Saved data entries
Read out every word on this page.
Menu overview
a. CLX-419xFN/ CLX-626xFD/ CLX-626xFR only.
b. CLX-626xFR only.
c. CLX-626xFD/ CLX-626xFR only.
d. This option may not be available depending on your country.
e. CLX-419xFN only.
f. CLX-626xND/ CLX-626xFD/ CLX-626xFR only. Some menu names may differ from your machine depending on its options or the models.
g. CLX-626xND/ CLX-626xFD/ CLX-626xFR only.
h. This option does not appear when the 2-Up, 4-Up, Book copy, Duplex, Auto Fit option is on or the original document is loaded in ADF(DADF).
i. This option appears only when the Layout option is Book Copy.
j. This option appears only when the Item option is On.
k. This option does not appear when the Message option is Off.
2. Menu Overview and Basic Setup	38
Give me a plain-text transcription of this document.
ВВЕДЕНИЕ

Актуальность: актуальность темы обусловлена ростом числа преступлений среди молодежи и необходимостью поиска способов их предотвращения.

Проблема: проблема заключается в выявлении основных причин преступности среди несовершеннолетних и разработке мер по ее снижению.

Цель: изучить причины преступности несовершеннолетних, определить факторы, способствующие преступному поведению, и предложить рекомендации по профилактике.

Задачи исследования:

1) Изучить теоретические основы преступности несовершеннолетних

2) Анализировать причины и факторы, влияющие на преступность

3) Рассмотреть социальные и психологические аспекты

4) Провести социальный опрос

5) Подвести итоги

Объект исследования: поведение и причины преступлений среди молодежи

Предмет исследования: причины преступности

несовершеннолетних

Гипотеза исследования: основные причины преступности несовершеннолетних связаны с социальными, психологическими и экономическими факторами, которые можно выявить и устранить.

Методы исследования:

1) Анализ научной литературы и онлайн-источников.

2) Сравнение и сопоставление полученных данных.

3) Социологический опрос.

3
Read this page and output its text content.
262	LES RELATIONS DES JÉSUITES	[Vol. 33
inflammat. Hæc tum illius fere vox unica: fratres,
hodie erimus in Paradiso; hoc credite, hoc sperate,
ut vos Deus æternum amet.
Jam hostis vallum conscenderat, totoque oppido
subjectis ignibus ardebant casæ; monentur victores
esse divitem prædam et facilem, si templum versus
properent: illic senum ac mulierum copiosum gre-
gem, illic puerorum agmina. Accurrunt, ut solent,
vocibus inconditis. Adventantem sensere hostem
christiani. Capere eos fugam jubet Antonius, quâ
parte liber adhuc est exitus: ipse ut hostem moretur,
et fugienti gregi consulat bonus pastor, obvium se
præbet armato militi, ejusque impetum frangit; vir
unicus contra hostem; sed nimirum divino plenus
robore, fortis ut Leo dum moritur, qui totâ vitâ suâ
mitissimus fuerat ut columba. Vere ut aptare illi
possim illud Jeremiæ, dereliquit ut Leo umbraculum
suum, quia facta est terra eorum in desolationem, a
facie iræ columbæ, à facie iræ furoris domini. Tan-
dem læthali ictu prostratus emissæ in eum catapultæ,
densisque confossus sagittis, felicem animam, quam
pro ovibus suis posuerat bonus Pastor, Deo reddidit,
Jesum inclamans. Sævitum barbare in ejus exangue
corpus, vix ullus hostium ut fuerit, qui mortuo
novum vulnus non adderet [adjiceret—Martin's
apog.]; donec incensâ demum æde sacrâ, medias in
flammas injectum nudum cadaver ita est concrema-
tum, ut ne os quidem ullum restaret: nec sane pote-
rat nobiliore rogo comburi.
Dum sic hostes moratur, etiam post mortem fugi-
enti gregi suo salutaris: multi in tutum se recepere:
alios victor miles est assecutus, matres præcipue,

What is being asked:
How many lines in the listing contain "опрос"? Answer with the number alone.

Expected output:
2